* [Work required]:
Exact repetition is required: output every record in full.

* [Extracted records]:
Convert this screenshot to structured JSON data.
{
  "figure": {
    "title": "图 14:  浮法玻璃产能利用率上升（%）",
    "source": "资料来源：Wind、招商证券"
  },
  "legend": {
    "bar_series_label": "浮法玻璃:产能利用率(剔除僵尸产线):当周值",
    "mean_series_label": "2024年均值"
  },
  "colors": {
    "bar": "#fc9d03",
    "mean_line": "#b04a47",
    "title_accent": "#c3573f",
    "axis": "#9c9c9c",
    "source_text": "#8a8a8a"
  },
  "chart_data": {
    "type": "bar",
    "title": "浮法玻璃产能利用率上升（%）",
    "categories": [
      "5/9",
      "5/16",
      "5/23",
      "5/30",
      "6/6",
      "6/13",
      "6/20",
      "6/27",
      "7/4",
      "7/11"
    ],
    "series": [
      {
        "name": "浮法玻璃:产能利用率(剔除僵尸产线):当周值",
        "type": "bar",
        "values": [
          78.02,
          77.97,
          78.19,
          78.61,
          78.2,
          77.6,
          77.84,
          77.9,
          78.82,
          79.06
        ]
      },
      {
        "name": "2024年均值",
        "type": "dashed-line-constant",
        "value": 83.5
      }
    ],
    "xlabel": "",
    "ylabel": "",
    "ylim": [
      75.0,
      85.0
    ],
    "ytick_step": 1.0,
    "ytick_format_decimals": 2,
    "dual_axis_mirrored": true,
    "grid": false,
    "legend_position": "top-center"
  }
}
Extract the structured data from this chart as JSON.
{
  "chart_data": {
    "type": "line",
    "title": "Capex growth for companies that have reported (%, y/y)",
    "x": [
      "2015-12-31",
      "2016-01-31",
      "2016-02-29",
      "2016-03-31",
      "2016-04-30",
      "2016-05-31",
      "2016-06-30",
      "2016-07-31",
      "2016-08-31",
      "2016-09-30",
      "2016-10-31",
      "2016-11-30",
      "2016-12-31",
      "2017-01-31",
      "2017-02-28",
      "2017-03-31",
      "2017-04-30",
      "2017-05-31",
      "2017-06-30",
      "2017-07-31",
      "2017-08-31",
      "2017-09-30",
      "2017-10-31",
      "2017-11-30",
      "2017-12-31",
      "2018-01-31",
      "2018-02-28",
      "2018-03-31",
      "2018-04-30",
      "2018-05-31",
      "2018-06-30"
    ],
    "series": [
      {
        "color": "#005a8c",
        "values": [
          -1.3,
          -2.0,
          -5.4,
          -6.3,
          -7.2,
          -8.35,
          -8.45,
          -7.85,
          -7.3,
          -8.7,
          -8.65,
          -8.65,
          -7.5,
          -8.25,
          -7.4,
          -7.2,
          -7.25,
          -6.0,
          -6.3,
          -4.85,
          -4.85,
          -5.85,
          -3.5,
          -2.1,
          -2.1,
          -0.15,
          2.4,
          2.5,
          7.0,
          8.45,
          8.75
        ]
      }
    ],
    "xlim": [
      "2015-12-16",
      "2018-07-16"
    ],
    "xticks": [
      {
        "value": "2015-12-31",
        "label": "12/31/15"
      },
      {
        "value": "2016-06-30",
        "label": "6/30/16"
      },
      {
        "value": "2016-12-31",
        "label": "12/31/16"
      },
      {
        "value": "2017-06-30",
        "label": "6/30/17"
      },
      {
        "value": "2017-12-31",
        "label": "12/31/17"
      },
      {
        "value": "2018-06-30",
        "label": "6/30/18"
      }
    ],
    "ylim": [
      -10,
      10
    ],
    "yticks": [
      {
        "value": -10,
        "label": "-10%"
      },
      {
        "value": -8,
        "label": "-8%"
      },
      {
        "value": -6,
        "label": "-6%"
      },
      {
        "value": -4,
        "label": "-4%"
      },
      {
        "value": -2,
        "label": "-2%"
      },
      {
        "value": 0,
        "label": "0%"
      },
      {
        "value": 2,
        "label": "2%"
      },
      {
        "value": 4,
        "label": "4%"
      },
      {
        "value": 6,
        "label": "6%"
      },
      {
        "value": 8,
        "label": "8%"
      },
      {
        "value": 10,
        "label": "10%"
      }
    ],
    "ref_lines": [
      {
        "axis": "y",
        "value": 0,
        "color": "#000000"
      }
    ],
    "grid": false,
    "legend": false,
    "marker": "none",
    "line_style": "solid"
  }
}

* [Response to the exercise]:
Convert this screenshot to structured JSON data.
{
  "figure": {
    "title": "图 14:  浮法玻璃产能利用率上升（%）",
    "source": "资料来源：Wind、招商证券"
  },
  "legend": {
    "bar_series_label": "浮法玻璃:产能利用率(剔除僵尸产线):当周值",
    "mean_series_label": "2024年均值"
  },
  "colors": {
    "bar": "#fc9d03",
    "mean_line": "#b04a47",
    "title_accent": "#c3573f",
    "axis": "#9c9c9c",
    "source_text": "#8a8a8a"
  },
  "chart_data": {
    "type": "bar",
    "title": "浮法玻璃产能利用率上升（%）",
    "categories": [
      "5/9",
      "5/16",
      "5/23",
      "5/30",
      "6/6",
      "6/13",
      "6/20",
      "6/27",
      "7/4",
      "7/11"
    ],
    "series": [
      {
        "name": "浮法玻璃:产能利用率(剔除僵尸产线):当周值",
        "type": "bar",
        "values": [
          78.02,
          77.97,
          78.19,
          78.61,
          78.2,
          77.6,
          77.84,
          77.9,
          78.82,
          79.06
        ]
      },
      {
        "name": "2024年均值",
        "type": "dashed-line-constant",
        "value": 83.5
      }
    ],
    "xlabel": "",
    "ylabel": "",
    "ylim": [
      75.0,
      85.0
    ],
    "ytick_step": 1.0,
    "ytick_format_decimals": 2,
    "dual_axis_mirrored": true,
    "grid": false,
    "legend_position": "top-center"
  }
}
Extract the structured data from this chart as JSON.
{
  "chart_data": {
    "type": "line",
    "title": "Capex growth for companies that have reported (%, y/y)",
    "x": [
      "2015-12-31",
      "2016-01-31",
      "2016-02-29",
      "2016-03-31",
      "2016-04-30",
      "2016-05-31",
      "2016-06-30",
      "2016-07-31",
      "2016-08-31",
      "2016-09-30",
      "2016-10-31",
      "2016-11-30",
      "2016-12-31",
      "2017-01-31",
      "2017-02-28",
      "2017-03-31",
      "2017-04-30",
      "2017-05-31",
      "2017-06-30",
      "2017-07-31",
      "2017-08-31",
      "2017-09-30",
      "2017-10-31",
      "2017-11-30",
      "2017-12-31",
      "2018-01-31",
      "2018-02-28",
      "2018-03-31",
      "2018-04-30",
      "2018-05-31",
      "2018-06-30"
    ],
    "series": [
      {
        "color": "#005a8c",
        "values": [
          -1.3,
          -2.0,
          -5.4,
          -6.3,
          -7.2,
          -8.35,
          -8.45,
          -7.85,
          -7.3,
          -8.7,
          -8.65,
          -8.65,
          -7.5,
          -8.25,
          -7.4,
          -7.2,
          -7.25,
          -6.0,
          -6.3,
          -4.85,
          -4.85,
          -5.85,
          -3.5,
          -2.1,
          -2.1,
          -0.15,
          2.4,
          2.5,
          7.0,
          8.45,
          8.75
        ]
      }
    ],
    "xlim": [
      "2015-12-16",
      "2018-07-16"
    ],
    "xticks": [
      {
        "value": "2015-12-31",
        "label": "12/31/15"
      },
      {
        "value": "2016-06-30",
        "label": "6/30/16"
      },
      {
        "value": "2016-12-31",
        "label": "12/31/16"
      },
      {
        "value": "2017-06-30",
        "label": "6/30/17"
      },
      {
        "value": "2017-12-31",
        "label": "12/31/17"
      },
      {
        "value": "2018-06-30",
        "label": "6/30/18"
      }
    ],
    "ylim": [
      -10,
      10
    ],
    "yticks": [
      {
        "value": -10,
        "label": "-10%"
      },
      {
        "value": -8,
        "label": "-8%"
      },
      {
        "value": -6,
        "label": "-6%"
      },
      {
        "value": -4,
        "label": "-4%"
      },
      {
        "value": -2,
        "label": "-2%"
      },
      {
        "value": 0,
        "label": "0%"
      },
      {
        "value": 2,
        "label": "2%"
      },
      {
        "value": 4,
        "label": "4%"
      },
      {
        "value": 6,
        "label": "6%"
      },
      {
        "value": 8,
        "label": "8%"
      },
      {
        "value": 10,
        "label": "10%"
      }
    ],
    "ref_lines": [
      {
        "axis": "y",
        "value": 0,
        "color": "#000000"
      }
    ],
    "grid": false,
    "legend": false,
    "marker": "none",
    "line_style": "solid"
  }
}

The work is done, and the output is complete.